** Aim of the task **
Pictures appear in the records below; write out everything else exactly.

** Supplied records **
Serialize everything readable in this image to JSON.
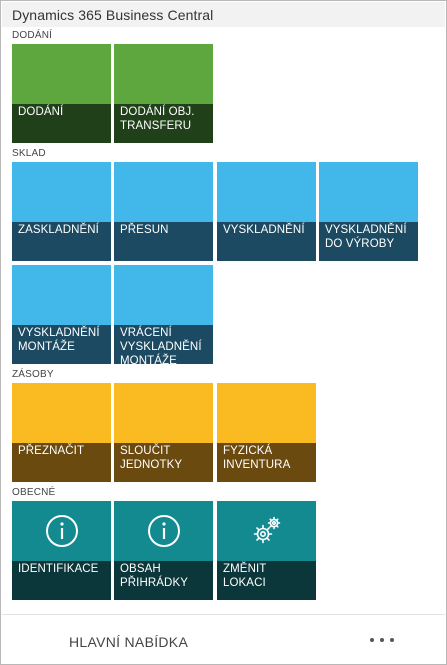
{
  "app": {
    "title": "Dynamics 365 Business Central"
  },
  "sections": {
    "dodani": {
      "label": "DODÁNÍ",
      "tiles": [
        {
          "label": "DODÁNÍ",
          "color": "#5ea63e"
        },
        {
          "label": "DODÁNÍ OBJ. TRANSFERU",
          "color": "#5ea63e"
        }
      ]
    },
    "sklad": {
      "label": "SKLAD",
      "tiles": [
        {
          "label": "ZASKLADNĚNÍ",
          "color": "#42b7ea"
        },
        {
          "label": "PŘESUN",
          "color": "#42b7ea"
        },
        {
          "label": "VYSKLADNĚNÍ",
          "color": "#42b7ea"
        },
        {
          "label": "VYSKLADNĚNÍ DO VÝROBY",
          "color": "#42b7ea"
        },
        {
          "label": "VYSKLADNĚNÍ MONTÁŽE",
          "color": "#42b7ea"
        },
        {
          "label": "VRÁCENÍ VYSKLADNĚNÍ MONTÁŽE",
          "color": "#42b7ea"
        }
      ]
    },
    "zasoby": {
      "label": "ZÁSOBY",
      "tiles": [
        {
          "label": "PŘEZNAČIT",
          "color": "#f9bb21"
        },
        {
          "label": "SLOUČIT JEDNOTKY",
          "color": "#f9bb21"
        },
        {
          "label": "FYZICKÁ INVENTURA",
          "color": "#f9bb21"
        }
      ]
    },
    "obecne": {
      "label": "OBECNÉ",
      "tiles": [
        {
          "label": "IDENTIFIKACE",
          "icon": "info-icon",
          "color": "#138990"
        },
        {
          "label": "OBSAH PŘIHRÁDKY",
          "icon": "info-icon",
          "color": "#138990"
        },
        {
          "label": "ZMĚNIT LOKACI",
          "icon": "gears-icon",
          "color": "#138990"
        }
      ]
    }
  },
  "footer": {
    "main_menu_label": "HLAVNÍ NABÍDKA",
    "more_icon": "more-icon"
  }
}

** Correct result **
Serialize everything readable in this image to JSON.
{
  "app": {
    "title": "Dynamics 365 Business Central"
  },
  "sections": {
    "dodani": {
      "label": "DODÁNÍ",
      "tiles": [
        {
          "label": "DODÁNÍ",
          "color": "#5ea63e"
        },
        {
          "label": "DODÁNÍ OBJ. TRANSFERU",
          "color": "#5ea63e"
        }
      ]
    },
    "sklad": {
      "label": "SKLAD",
      "tiles": [
        {
          "label": "ZASKLADNĚNÍ",
          "color": "#42b7ea"
        },
        {
          "label": "PŘESUN",
          "color": "#42b7ea"
        },
        {
          "label": "VYSKLADNĚNÍ",
          "color": "#42b7ea"
        },
        {
          "label": "VYSKLADNĚNÍ DO VÝROBY",
          "color": "#42b7ea"
        },
        {
          "label": "VYSKLADNĚNÍ MONTÁŽE",
          "color": "#42b7ea"
        },
        {
          "label": "VRÁCENÍ VYSKLADNĚNÍ MONTÁŽE",
          "color": "#42b7ea"
        }
      ]
    },
    "zasoby": {
      "label": "ZÁSOBY",
      "tiles": [
        {
          "label": "PŘEZNAČIT",
          "color": "#f9bb21"
        },
        {
          "label": "SLOUČIT JEDNOTKY",
          "color": "#f9bb21"
        },
        {
          "label": "FYZICKÁ INVENTURA",
          "color": "#f9bb21"
        }
      ]
    },
    "obecne": {
      "label": "OBECNÉ",
      "tiles": [
        {
          "label": "IDENTIFIKACE",
          "icon": "info-icon",
          "color": "#138990"
        },
        {
          "label": "OBSAH PŘIHRÁDKY",
          "icon": "info-icon",
          "color": "#138990"
        },
        {
          "label": "ZMĚNIT LOKACI",
          "icon": "gears-icon",
          "color": "#138990"
        }
      ]
    }
  },
  "footer": {
    "main_menu_label": "HLAVNÍ NABÍDKA",
    "more_icon": "more-icon"
  }
}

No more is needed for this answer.